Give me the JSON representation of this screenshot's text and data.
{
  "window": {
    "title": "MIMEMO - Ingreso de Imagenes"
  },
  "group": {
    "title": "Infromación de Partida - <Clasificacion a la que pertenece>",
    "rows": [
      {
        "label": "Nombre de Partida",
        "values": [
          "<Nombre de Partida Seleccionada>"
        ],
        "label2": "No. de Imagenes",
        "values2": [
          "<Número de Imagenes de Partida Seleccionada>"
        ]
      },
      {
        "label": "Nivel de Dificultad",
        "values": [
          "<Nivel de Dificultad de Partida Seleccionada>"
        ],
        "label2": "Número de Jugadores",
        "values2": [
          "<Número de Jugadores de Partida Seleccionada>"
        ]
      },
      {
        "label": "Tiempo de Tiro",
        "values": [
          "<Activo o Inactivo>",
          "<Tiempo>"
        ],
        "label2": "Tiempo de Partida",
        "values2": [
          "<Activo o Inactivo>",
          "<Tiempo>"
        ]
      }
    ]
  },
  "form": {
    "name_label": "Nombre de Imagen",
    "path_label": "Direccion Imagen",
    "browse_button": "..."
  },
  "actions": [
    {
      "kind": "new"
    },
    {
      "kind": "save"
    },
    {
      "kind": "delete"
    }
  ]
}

============================================================

• [Your task]
The job is to copy each line from the material above that holds the word "Nombre".

• [Response to the task]
        "label": "Nombre de Partida",
          "<Nombre de Partida Seleccionada>"
    "name_label": "Nombre de Imagen",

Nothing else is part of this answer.